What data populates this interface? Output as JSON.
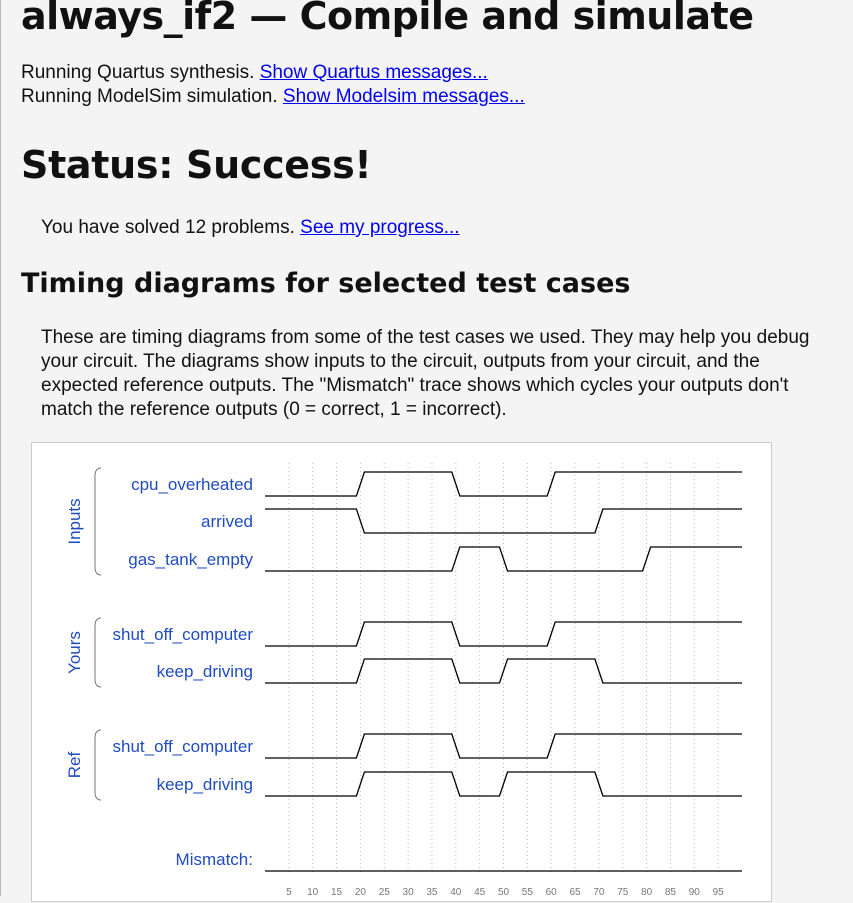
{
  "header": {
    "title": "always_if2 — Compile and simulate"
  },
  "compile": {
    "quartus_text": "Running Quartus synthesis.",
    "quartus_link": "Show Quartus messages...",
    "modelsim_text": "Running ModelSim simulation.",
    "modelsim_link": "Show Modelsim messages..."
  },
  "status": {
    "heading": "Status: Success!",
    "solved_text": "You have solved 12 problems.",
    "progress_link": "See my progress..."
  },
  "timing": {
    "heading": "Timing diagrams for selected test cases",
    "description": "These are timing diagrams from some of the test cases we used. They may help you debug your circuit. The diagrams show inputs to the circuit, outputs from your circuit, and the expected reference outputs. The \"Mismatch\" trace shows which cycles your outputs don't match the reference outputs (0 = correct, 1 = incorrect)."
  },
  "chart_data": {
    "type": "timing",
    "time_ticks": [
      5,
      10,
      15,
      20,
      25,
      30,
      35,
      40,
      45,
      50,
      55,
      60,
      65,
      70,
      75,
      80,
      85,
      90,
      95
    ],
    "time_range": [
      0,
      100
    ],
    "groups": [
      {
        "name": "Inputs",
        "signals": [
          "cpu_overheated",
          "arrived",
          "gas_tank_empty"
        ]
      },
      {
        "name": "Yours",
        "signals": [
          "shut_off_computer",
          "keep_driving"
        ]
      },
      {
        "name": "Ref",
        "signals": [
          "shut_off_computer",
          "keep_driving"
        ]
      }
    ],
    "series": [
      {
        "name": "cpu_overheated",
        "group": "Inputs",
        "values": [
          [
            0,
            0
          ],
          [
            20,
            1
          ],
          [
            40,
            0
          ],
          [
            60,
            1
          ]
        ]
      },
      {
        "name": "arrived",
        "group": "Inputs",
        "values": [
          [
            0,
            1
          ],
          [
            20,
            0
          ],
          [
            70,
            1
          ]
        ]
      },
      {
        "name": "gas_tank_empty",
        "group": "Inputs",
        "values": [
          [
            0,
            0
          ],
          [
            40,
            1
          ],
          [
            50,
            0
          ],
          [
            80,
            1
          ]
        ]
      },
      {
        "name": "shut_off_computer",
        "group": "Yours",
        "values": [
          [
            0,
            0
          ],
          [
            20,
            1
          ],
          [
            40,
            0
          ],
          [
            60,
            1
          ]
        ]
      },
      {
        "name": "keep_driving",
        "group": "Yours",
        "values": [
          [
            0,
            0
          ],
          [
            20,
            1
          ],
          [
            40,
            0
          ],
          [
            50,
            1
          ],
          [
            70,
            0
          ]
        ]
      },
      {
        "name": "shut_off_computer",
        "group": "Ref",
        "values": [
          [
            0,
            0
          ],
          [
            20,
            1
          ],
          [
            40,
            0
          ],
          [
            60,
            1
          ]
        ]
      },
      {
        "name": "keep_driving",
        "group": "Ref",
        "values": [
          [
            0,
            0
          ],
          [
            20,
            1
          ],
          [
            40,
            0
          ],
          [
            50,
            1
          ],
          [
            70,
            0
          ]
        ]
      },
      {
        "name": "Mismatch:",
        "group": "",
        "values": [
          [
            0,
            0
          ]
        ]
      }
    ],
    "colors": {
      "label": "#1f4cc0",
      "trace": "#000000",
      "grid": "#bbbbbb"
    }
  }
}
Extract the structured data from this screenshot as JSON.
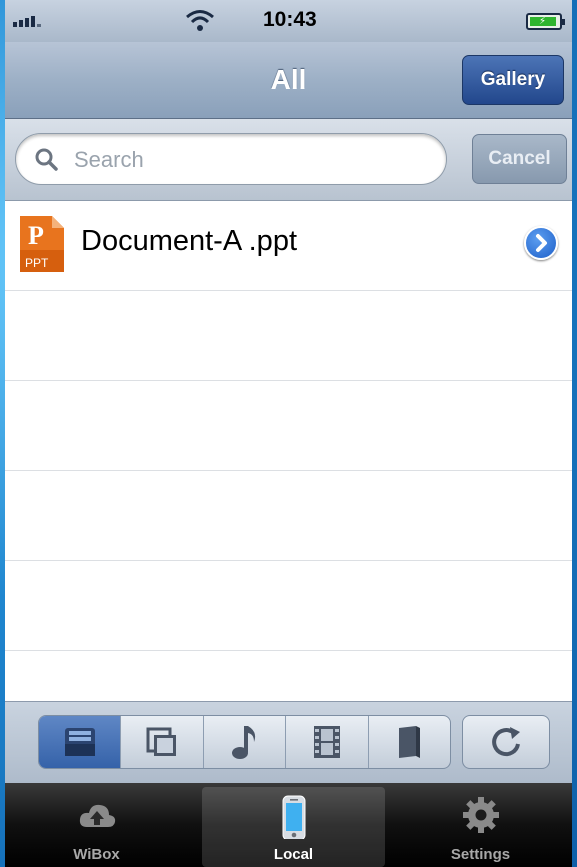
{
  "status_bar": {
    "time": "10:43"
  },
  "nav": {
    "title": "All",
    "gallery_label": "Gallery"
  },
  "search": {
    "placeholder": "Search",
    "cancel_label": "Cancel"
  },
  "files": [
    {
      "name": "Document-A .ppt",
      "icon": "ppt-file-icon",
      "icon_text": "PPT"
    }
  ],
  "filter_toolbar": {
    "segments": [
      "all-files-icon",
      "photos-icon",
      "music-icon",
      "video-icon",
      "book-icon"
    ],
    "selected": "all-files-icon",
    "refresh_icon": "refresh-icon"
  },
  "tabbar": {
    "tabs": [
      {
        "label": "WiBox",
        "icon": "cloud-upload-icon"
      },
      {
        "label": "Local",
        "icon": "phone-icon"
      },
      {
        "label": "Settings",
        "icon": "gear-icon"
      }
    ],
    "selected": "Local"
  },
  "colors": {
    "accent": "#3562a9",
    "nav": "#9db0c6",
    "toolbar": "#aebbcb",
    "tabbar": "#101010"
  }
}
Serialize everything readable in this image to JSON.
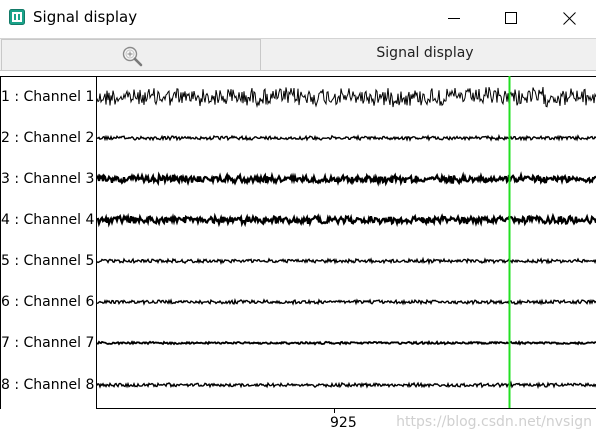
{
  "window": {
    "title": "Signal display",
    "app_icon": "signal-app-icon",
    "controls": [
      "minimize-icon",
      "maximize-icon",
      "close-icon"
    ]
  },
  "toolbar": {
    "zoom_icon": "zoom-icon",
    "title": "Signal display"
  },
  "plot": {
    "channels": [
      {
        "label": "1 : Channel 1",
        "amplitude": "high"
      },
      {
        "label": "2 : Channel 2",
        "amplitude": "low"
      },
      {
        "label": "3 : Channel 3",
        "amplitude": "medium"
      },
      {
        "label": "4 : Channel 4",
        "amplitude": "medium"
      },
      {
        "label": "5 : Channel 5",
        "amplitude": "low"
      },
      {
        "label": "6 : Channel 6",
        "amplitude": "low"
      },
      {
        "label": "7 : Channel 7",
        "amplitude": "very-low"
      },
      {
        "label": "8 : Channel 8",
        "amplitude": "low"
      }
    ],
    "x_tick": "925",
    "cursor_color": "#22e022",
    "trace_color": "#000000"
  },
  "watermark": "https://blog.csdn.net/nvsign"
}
- - -
* _Exercise description_
Write out the data precisely as given, excluding the pictures.

* _Final answer_
What data populates this interface? Output as JSON.
{
  "header": {
    "title": "always_if2 — Compile and simulate"
  },
  "compile": {
    "quartus_text": "Running Quartus synthesis.",
    "quartus_link": "Show Quartus messages...",
    "modelsim_text": "Running ModelSim simulation.",
    "modelsim_link": "Show Modelsim messages..."
  },
  "status": {
    "heading": "Status: Success!",
    "solved_text": "You have solved 12 problems.",
    "progress_link": "See my progress..."
  },
  "timing": {
    "heading": "Timing diagrams for selected test cases",
    "description": "These are timing diagrams from some of the test cases we used. They may help you debug your circuit. The diagrams show inputs to the circuit, outputs from your circuit, and the expected reference outputs. The \"Mismatch\" trace shows which cycles your outputs don't match the reference outputs (0 = correct, 1 = incorrect)."
  },
  "chart_data": {
    "type": "timing",
    "time_ticks": [
      5,
      10,
      15,
      20,
      25,
      30,
      35,
      40,
      45,
      50,
      55,
      60,
      65,
      70,
      75,
      80,
      85,
      90,
      95
    ],
    "time_range": [
      0,
      100
    ],
    "groups": [
      {
        "name": "Inputs",
        "signals": [
          "cpu_overheated",
          "arrived",
          "gas_tank_empty"
        ]
      },
      {
        "name": "Yours",
        "signals": [
          "shut_off_computer",
          "keep_driving"
        ]
      },
      {
        "name": "Ref",
        "signals": [
          "shut_off_computer",
          "keep_driving"
        ]
      }
    ],
    "series": [
      {
        "name": "cpu_overheated",
        "group": "Inputs",
        "values": [
          [
            0,
            0
          ],
          [
            20,
            1
          ],
          [
            40,
            0
          ],
          [
            60,
            1
          ]
        ]
      },
      {
        "name": "arrived",
        "group": "Inputs",
        "values": [
          [
            0,
            1
          ],
          [
            20,
            0
          ],
          [
            70,
            1
          ]
        ]
      },
      {
        "name": "gas_tank_empty",
        "group": "Inputs",
        "values": [
          [
            0,
            0
          ],
          [
            40,
            1
          ],
          [
            50,
            0
          ],
          [
            80,
            1
          ]
        ]
      },
      {
        "name": "shut_off_computer",
        "group": "Yours",
        "values": [
          [
            0,
            0
          ],
          [
            20,
            1
          ],
          [
            40,
            0
          ],
          [
            60,
            1
          ]
        ]
      },
      {
        "name": "keep_driving",
        "group": "Yours",
        "values": [
          [
            0,
            0
          ],
          [
            20,
            1
          ],
          [
            40,
            0
          ],
          [
            50,
            1
          ],
          [
            70,
            0
          ]
        ]
      },
      {
        "name": "shut_off_computer",
        "group": "Ref",
        "values": [
          [
            0,
            0
          ],
          [
            20,
            1
          ],
          [
            40,
            0
          ],
          [
            60,
            1
          ]
        ]
      },
      {
        "name": "keep_driving",
        "group": "Ref",
        "values": [
          [
            0,
            0
          ],
          [
            20,
            1
          ],
          [
            40,
            0
          ],
          [
            50,
            1
          ],
          [
            70,
            0
          ]
        ]
      },
      {
        "name": "Mismatch:",
        "group": "",
        "values": [
          [
            0,
            0
          ]
        ]
      }
    ],
    "colors": {
      "label": "#1f4cc0",
      "trace": "#000000",
      "grid": "#bbbbbb"
    }
  }
}
Extract the structured data from this screenshot as JSON.
{
  "status_bar": {
    "time": "10:43"
  },
  "nav": {
    "title": "All",
    "gallery_label": "Gallery"
  },
  "search": {
    "placeholder": "Search",
    "cancel_label": "Cancel"
  },
  "files": [
    {
      "name": "Document-A .ppt",
      "icon": "ppt-file-icon",
      "icon_text": "PPT"
    }
  ],
  "filter_toolbar": {
    "segments": [
      "all-files-icon",
      "photos-icon",
      "music-icon",
      "video-icon",
      "book-icon"
    ],
    "selected": "all-files-icon",
    "refresh_icon": "refresh-icon"
  },
  "tabbar": {
    "tabs": [
      {
        "label": "WiBox",
        "icon": "cloud-upload-icon"
      },
      {
        "label": "Local",
        "icon": "phone-icon"
      },
      {
        "label": "Settings",
        "icon": "gear-icon"
      }
    ],
    "selected": "Local"
  },
  "colors": {
    "accent": "#3562a9",
    "nav": "#9db0c6",
    "toolbar": "#aebbcb",
    "tabbar": "#101010"
  }
}
Serialize everything readable in this image to JSON.
{
  "window": {
    "title": "Signal display",
    "app_icon": "signal-app-icon",
    "controls": [
      "minimize-icon",
      "maximize-icon",
      "close-icon"
    ]
  },
  "toolbar": {
    "zoom_icon": "zoom-icon",
    "title": "Signal display"
  },
  "plot": {
    "channels": [
      {
        "label": "1 : Channel 1",
        "amplitude": "high"
      },
      {
        "label": "2 : Channel 2",
        "amplitude": "low"
      },
      {
        "label": "3 : Channel 3",
        "amplitude": "medium"
      },
      {
        "label": "4 : Channel 4",
        "amplitude": "medium"
      },
      {
        "label": "5 : Channel 5",
        "amplitude": "low"
      },
      {
        "label": "6 : Channel 6",
        "amplitude": "low"
      },
      {
        "label": "7 : Channel 7",
        "amplitude": "very-low"
      },
      {
        "label": "8 : Channel 8",
        "amplitude": "low"
      }
    ],
    "x_tick": "925",
    "cursor_color": "#22e022",
    "trace_color": "#000000"
  },
  "watermark": "https://blog.csdn.net/nvsign"
}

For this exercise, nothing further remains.